- SET EXERCISE: Lines containing the word "Aproximadamente" are to be located and copied.
--- start EXERCISE INPUTS ---
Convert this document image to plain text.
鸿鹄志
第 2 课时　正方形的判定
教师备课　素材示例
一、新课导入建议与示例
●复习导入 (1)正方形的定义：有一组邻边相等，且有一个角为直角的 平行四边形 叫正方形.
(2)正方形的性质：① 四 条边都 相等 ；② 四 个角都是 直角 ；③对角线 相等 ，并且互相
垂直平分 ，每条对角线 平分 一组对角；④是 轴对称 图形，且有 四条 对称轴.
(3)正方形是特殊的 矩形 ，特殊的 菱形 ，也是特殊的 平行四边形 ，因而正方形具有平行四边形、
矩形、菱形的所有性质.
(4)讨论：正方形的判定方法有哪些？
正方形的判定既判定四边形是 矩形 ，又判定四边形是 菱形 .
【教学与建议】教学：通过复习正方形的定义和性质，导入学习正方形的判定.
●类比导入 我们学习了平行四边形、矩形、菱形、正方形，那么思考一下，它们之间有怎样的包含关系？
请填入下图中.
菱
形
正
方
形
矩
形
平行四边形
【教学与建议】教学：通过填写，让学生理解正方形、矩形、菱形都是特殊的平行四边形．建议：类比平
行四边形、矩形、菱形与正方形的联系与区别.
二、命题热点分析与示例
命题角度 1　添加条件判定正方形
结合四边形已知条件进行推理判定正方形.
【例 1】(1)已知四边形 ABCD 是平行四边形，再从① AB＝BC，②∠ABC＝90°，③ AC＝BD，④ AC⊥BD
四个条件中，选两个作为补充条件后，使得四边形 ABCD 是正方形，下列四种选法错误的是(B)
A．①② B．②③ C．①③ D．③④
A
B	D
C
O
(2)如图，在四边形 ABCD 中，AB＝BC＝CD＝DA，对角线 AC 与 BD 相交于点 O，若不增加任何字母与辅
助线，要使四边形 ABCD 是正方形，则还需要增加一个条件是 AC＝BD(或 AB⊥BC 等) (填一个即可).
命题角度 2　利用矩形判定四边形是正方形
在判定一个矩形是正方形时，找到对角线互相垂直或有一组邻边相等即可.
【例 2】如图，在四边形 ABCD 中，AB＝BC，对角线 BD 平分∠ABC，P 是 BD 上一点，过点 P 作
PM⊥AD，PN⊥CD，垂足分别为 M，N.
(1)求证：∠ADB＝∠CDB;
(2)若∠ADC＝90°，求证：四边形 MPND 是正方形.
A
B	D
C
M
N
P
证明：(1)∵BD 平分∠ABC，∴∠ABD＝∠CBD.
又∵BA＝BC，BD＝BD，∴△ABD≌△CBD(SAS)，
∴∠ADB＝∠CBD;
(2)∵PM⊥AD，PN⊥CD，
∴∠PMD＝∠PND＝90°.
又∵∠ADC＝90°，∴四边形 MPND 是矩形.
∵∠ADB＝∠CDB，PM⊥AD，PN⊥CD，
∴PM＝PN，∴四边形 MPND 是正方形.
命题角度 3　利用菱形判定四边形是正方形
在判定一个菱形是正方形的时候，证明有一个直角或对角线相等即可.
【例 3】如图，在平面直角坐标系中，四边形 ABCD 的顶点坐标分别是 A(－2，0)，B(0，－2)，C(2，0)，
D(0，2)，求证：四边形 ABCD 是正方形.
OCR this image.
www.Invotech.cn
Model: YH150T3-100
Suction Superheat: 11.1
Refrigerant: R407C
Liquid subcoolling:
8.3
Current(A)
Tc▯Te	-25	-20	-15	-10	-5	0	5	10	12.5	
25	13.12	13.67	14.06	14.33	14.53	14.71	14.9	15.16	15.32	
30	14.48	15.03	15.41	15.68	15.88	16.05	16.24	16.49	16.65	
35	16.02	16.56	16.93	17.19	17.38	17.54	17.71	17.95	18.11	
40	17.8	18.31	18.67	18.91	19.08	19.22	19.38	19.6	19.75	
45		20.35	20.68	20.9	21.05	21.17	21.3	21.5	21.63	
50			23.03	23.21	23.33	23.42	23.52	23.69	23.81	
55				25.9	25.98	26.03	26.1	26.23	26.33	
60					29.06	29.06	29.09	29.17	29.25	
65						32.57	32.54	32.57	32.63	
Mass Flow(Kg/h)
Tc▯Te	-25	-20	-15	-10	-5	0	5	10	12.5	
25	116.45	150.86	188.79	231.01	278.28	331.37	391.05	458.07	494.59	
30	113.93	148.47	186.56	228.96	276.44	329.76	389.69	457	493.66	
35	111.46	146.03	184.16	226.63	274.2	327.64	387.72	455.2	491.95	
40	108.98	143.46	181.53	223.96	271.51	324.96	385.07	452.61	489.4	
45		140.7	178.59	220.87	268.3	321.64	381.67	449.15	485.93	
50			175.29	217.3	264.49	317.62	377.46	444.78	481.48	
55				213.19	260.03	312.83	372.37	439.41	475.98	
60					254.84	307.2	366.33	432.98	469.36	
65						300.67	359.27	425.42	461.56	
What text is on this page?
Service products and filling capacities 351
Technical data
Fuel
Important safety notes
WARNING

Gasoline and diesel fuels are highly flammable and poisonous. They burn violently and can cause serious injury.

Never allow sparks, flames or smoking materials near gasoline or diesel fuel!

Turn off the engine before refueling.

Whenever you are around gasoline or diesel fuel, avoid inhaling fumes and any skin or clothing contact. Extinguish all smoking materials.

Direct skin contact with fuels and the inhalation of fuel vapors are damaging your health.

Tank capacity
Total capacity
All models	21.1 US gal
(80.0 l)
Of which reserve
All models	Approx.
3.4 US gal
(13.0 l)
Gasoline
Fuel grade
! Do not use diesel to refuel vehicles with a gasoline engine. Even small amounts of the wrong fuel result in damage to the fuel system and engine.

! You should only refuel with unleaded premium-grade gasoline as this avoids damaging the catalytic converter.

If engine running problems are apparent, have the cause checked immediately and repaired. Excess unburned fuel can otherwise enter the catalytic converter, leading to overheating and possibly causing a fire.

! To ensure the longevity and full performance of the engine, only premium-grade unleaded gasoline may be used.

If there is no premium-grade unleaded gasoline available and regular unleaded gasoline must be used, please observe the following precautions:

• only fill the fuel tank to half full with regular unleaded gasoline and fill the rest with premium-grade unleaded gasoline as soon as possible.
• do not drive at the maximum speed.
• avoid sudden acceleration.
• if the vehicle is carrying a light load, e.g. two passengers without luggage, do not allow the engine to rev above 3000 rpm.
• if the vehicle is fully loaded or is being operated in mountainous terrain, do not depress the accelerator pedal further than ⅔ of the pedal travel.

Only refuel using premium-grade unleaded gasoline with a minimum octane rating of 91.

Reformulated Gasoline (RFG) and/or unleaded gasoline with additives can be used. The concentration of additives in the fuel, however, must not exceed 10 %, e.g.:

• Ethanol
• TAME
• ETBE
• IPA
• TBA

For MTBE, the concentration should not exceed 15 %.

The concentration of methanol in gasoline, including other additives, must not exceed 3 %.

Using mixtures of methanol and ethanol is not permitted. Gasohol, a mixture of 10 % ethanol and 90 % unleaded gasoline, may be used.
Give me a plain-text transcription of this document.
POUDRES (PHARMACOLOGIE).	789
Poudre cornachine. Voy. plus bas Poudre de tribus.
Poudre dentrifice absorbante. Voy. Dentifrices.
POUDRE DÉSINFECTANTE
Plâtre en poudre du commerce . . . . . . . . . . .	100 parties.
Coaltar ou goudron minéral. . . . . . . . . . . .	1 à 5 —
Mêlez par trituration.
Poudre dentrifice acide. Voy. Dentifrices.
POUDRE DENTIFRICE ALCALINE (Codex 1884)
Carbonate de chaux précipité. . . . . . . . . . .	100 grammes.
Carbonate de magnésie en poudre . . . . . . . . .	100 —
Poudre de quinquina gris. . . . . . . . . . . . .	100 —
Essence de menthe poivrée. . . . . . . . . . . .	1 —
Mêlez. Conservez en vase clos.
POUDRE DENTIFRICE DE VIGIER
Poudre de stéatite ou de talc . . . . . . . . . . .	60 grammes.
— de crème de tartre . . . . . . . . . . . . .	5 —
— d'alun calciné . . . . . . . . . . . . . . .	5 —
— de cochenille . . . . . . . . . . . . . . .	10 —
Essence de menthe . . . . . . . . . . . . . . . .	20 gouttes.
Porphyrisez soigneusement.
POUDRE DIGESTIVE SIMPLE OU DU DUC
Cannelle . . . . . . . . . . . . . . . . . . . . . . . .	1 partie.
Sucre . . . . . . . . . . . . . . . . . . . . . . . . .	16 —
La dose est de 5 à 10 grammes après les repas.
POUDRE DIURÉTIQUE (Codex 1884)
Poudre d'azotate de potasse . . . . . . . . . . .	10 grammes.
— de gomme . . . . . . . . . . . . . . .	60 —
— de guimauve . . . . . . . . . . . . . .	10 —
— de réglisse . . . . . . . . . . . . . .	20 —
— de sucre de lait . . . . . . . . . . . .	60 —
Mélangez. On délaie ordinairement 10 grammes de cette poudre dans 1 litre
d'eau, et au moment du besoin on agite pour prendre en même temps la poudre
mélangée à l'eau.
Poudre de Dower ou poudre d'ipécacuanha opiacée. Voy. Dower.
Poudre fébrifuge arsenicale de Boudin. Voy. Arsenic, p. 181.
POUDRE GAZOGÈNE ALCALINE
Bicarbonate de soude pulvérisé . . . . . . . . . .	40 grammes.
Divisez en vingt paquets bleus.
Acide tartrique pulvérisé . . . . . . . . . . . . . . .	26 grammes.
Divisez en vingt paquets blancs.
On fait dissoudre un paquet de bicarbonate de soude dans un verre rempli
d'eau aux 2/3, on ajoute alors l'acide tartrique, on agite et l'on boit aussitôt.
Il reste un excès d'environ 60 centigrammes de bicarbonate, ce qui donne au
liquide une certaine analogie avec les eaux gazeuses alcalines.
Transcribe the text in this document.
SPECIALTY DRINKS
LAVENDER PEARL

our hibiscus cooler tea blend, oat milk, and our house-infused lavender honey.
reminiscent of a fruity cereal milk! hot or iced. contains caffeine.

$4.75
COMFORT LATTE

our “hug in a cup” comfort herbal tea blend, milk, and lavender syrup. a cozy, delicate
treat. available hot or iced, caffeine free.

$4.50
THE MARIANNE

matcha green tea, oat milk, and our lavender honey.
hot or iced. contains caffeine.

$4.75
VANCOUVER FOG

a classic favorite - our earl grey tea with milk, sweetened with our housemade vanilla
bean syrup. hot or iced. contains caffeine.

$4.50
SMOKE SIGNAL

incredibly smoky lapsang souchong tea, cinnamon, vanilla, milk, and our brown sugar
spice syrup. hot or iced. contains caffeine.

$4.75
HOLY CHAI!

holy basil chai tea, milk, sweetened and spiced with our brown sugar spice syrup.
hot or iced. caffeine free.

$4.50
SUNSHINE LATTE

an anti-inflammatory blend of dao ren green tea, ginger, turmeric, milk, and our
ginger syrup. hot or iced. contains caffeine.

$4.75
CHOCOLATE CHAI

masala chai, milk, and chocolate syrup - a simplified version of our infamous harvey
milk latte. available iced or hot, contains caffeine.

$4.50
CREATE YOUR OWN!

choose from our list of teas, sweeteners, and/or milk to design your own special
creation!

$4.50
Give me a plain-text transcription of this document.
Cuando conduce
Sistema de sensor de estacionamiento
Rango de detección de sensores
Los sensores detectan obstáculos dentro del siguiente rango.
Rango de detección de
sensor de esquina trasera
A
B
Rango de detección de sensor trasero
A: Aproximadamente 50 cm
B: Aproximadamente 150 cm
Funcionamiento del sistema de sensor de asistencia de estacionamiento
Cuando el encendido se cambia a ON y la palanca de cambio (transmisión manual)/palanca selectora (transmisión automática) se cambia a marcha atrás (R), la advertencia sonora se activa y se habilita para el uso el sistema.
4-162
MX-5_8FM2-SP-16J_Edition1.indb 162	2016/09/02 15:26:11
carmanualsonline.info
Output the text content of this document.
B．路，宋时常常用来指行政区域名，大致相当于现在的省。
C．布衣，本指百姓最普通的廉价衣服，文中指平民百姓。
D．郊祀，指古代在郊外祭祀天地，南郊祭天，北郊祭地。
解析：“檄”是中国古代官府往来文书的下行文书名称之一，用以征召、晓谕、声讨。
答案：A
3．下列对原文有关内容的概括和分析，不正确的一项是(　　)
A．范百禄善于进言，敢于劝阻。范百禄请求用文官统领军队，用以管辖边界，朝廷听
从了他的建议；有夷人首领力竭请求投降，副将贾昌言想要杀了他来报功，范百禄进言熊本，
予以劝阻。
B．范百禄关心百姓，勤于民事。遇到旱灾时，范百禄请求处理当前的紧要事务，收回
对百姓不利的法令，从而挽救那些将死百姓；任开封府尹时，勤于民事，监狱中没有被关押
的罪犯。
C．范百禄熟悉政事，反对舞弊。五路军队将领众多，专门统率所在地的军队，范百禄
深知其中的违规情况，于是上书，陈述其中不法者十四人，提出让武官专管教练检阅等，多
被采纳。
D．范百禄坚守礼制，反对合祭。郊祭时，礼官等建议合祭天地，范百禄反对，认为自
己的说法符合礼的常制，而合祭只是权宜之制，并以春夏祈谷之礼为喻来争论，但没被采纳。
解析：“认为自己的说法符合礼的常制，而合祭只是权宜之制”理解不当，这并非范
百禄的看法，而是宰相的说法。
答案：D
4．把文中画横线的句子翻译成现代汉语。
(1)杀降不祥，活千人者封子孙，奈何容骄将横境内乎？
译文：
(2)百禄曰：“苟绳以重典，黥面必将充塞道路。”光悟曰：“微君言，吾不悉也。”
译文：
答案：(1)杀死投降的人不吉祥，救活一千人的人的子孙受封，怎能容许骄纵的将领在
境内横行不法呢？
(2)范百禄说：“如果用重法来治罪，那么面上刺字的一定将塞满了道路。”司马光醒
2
--- end EXERCISE INPUTS ---
- EXPECTED OUTPUT:
A: Aproximadamente 50 cm
B: Aproximadamente 150 cm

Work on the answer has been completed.